--- Available data ---

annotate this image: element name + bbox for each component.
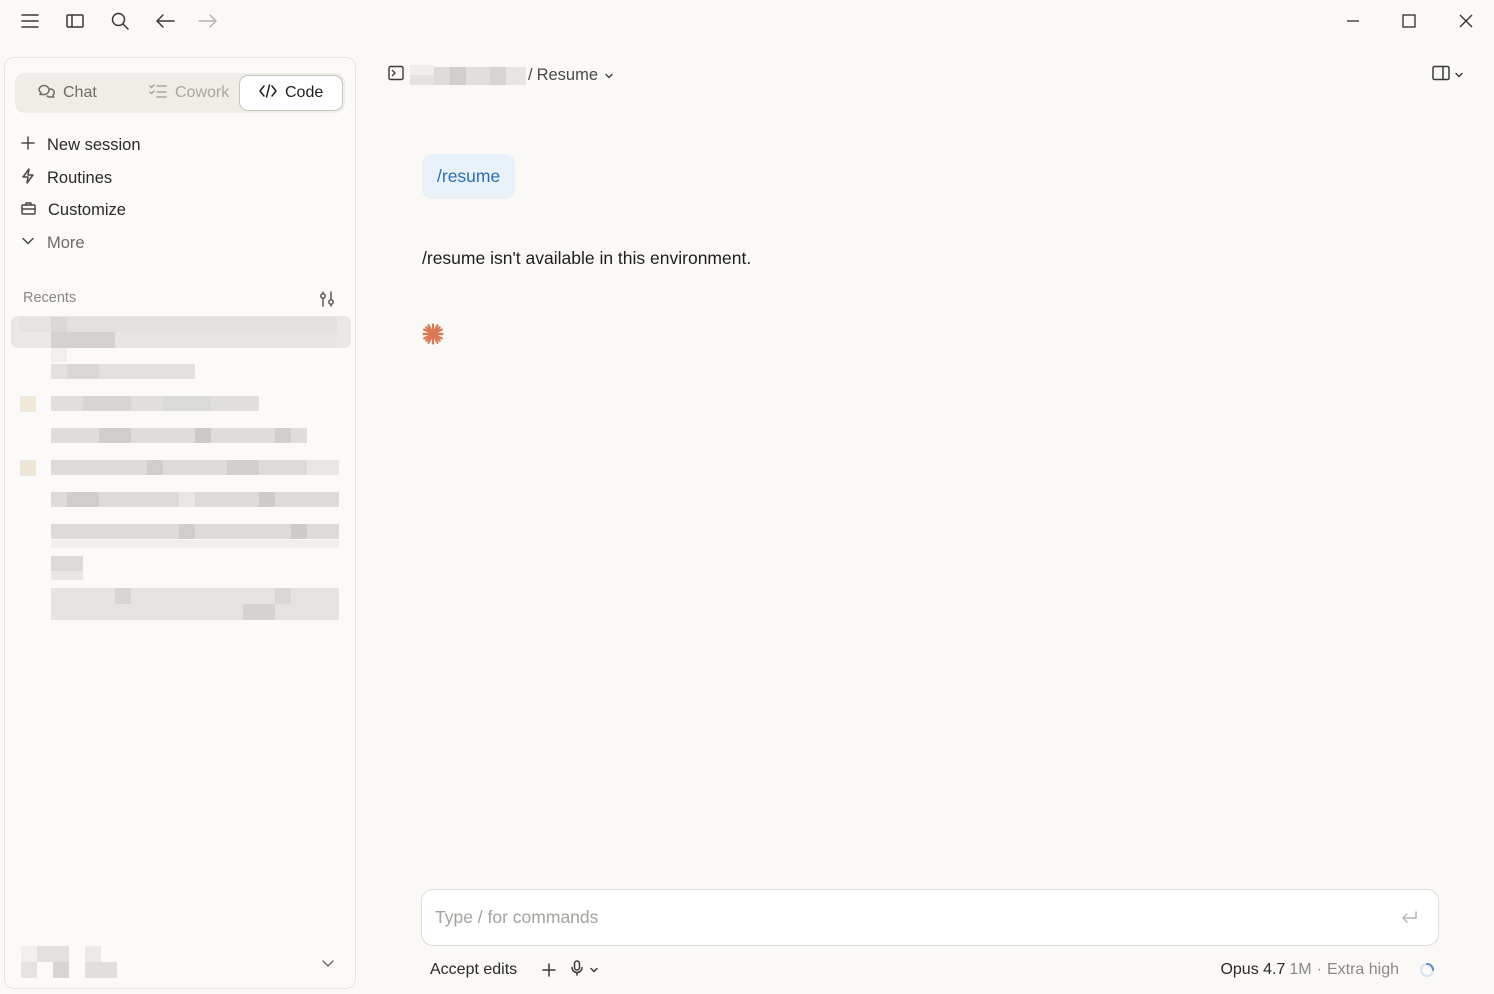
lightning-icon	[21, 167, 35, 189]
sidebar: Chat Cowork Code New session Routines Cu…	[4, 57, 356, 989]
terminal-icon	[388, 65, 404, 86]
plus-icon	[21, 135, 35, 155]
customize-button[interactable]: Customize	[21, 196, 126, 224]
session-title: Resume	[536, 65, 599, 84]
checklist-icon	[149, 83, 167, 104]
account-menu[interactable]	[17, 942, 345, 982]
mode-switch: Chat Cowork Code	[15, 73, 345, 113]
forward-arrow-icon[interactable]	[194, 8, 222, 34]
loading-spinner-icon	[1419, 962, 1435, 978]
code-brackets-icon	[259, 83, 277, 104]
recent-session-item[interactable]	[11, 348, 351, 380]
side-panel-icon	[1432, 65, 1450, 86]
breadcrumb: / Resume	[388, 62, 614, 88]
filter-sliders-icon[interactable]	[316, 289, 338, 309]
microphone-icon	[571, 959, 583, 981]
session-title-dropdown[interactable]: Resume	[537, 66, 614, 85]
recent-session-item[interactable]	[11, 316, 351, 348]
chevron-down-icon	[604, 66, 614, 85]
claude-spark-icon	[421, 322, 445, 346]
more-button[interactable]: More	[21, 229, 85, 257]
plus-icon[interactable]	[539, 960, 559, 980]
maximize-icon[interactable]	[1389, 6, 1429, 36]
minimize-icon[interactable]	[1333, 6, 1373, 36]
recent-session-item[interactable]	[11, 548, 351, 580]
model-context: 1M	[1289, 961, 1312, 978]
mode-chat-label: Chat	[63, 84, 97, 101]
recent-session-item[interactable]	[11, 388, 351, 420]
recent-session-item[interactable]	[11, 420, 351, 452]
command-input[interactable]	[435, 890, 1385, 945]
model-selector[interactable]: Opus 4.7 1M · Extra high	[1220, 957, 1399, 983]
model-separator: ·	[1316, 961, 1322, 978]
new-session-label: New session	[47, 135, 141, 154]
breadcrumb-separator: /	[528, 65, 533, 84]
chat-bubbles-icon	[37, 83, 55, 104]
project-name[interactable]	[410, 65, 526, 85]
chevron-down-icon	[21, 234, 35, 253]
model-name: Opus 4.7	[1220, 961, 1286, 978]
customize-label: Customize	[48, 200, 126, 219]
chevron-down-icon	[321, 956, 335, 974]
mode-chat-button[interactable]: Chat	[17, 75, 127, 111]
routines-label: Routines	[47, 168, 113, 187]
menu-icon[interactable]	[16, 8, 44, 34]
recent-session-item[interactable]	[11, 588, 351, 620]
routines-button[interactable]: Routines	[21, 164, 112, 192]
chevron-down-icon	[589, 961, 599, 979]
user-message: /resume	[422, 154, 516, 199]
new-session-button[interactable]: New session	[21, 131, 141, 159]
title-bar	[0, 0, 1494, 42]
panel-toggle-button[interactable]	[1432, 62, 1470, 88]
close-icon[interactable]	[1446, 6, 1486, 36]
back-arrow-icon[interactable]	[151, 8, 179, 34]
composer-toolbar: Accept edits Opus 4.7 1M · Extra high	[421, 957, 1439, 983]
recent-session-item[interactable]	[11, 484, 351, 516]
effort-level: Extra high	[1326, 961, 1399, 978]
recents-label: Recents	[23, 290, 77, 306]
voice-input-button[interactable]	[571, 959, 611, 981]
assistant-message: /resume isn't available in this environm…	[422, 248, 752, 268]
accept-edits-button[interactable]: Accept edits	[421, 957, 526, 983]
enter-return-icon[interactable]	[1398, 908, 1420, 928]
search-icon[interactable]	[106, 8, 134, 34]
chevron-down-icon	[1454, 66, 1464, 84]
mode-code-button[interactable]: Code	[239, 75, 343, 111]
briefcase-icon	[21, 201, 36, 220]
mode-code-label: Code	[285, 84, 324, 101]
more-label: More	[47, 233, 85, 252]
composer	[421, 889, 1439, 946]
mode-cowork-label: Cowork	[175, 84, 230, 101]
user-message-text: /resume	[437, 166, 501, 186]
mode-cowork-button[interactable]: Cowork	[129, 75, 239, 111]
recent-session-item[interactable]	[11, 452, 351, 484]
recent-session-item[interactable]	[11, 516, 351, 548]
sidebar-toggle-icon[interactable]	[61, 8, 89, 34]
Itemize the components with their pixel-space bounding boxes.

---
--- Available data ---

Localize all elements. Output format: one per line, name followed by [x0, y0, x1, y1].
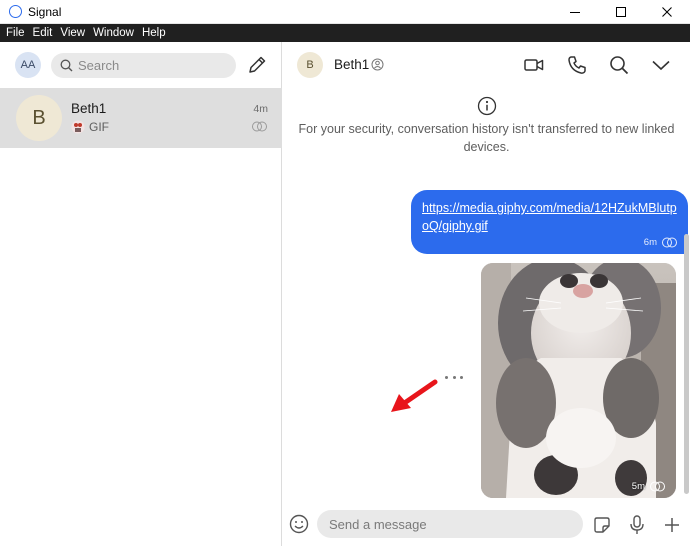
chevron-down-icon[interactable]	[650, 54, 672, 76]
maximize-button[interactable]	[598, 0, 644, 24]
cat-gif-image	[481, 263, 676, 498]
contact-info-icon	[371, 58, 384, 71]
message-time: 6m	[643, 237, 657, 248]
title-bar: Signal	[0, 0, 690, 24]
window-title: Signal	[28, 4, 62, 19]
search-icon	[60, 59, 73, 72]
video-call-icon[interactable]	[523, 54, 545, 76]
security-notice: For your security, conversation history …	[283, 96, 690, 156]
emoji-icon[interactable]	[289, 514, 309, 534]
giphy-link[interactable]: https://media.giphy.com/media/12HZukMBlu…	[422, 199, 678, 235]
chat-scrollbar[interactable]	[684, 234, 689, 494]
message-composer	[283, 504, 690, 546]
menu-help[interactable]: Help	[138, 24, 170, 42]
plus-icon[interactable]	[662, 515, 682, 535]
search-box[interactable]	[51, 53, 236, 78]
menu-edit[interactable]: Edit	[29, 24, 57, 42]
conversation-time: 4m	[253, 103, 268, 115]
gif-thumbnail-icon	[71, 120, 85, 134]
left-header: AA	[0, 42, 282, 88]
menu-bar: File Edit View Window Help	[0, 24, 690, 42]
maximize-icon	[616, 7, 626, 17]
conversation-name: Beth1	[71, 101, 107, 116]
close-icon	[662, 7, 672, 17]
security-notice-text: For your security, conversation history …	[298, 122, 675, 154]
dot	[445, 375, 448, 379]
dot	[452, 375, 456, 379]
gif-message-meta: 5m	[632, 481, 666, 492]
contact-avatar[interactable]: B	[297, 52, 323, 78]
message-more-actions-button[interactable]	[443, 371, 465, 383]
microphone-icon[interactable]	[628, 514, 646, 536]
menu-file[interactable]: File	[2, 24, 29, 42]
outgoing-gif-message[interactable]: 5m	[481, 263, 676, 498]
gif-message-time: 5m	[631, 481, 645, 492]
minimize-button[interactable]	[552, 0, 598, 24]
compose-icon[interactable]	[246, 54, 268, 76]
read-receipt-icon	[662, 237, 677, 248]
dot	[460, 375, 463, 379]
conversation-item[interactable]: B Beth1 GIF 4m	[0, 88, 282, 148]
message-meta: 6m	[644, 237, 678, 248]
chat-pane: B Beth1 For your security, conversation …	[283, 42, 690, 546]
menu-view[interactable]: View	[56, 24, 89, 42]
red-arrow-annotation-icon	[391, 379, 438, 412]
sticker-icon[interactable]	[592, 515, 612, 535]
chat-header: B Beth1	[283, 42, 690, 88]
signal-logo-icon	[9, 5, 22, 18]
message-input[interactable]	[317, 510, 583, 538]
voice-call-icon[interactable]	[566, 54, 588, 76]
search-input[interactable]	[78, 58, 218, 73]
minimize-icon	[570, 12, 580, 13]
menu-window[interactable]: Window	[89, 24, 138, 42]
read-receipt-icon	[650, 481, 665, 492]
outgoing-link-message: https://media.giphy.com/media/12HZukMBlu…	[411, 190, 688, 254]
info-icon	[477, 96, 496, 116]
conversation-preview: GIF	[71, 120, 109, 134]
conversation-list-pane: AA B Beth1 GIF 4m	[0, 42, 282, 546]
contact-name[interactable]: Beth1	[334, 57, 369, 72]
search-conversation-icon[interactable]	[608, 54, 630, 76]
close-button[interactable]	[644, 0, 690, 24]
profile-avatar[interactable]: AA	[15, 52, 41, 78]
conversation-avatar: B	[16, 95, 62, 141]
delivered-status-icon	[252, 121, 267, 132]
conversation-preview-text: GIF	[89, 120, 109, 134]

---
--- Available data ---

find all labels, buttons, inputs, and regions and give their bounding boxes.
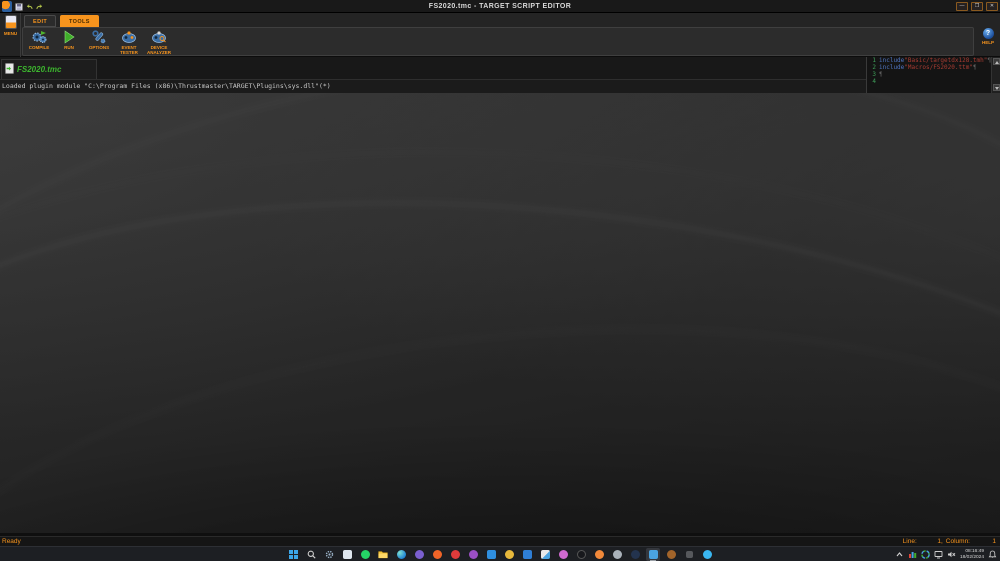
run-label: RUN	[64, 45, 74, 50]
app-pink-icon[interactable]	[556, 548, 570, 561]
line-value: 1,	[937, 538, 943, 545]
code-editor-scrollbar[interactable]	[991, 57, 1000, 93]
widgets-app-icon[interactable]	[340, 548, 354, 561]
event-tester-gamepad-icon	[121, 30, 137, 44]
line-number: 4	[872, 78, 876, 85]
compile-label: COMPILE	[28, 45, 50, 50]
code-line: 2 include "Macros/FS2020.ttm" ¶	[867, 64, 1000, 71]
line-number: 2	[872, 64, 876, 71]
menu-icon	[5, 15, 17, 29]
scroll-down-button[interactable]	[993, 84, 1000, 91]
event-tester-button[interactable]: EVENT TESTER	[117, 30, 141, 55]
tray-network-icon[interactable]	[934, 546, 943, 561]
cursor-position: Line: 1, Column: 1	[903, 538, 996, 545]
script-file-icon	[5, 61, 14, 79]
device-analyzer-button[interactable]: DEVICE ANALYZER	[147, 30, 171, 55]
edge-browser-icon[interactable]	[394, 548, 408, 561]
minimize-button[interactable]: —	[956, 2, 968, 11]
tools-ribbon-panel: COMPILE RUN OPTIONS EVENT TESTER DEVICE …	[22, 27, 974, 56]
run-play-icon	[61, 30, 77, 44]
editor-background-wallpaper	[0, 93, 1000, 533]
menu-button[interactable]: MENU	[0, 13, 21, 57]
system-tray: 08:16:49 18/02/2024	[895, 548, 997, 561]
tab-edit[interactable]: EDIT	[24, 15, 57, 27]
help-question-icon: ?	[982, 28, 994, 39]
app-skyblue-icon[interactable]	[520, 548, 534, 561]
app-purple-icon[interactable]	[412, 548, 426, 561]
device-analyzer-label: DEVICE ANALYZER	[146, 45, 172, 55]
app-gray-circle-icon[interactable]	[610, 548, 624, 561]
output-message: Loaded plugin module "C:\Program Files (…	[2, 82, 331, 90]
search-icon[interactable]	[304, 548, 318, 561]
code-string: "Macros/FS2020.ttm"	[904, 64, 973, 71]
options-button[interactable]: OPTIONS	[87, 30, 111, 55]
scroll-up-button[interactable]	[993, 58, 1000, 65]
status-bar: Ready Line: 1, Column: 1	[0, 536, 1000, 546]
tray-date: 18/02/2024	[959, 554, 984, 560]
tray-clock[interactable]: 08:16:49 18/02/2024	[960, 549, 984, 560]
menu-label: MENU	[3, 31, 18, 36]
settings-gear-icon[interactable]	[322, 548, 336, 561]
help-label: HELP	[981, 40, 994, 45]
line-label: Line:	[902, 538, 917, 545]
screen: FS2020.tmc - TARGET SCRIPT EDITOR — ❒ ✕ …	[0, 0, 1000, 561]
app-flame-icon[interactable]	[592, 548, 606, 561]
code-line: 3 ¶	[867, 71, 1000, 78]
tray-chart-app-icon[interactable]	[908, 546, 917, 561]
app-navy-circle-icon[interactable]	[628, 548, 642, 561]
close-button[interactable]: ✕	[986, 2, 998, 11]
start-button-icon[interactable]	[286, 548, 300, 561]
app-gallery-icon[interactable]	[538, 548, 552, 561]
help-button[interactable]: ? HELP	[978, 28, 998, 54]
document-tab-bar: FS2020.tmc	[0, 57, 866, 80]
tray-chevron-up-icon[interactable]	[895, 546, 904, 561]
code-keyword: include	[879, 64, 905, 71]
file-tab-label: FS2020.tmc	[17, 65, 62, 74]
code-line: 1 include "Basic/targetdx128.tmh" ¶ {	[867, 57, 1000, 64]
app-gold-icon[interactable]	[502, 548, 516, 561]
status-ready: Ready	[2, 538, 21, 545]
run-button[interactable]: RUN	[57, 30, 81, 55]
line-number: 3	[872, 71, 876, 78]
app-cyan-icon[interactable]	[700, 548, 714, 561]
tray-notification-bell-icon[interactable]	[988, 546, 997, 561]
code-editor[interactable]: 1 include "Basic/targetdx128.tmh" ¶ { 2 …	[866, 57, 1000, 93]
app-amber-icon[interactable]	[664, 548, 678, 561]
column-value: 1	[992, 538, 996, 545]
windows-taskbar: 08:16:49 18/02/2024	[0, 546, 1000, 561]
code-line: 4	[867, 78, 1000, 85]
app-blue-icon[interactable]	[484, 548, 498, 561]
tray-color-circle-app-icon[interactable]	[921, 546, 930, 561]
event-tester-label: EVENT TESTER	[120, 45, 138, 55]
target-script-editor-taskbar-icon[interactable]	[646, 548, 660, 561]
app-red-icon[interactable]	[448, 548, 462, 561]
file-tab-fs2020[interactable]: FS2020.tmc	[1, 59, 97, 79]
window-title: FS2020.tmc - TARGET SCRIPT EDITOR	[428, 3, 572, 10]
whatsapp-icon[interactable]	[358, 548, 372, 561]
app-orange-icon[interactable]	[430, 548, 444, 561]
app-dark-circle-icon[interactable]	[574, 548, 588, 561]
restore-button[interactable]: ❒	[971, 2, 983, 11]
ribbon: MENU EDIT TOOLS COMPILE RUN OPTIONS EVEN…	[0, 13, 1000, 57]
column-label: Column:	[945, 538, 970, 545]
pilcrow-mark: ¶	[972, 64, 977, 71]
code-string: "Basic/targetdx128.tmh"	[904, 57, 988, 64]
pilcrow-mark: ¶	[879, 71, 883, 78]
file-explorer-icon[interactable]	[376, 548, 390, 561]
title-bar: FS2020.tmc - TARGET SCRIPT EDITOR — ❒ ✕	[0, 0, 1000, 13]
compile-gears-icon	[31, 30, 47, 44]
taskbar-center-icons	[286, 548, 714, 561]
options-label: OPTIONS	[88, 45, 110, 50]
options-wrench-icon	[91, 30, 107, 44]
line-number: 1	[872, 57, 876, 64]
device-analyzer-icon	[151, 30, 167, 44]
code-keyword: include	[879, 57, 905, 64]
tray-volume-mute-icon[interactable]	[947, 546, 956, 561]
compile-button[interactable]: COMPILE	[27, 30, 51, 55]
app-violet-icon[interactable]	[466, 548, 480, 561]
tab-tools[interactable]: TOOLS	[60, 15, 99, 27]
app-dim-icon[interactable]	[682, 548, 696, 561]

---

* [Exercise aim] Could you return, unchanged, the stretch of the records from the line containing "54, 672, 76]" through the line containing "59, 73, 72]"?

* [Problem solution]
chevron-down-icon[interactable]	[650, 54, 672, 76]
maximize-button[interactable]	[598, 0, 644, 24]
cat-gif-image	[481, 263, 676, 498]
contact-info-icon	[371, 58, 384, 71]
message-time: 6m	[643, 237, 657, 248]
title-bar: Signal	[0, 0, 690, 24]
window-title: Signal	[28, 4, 62, 19]
search-icon	[60, 59, 73, 72]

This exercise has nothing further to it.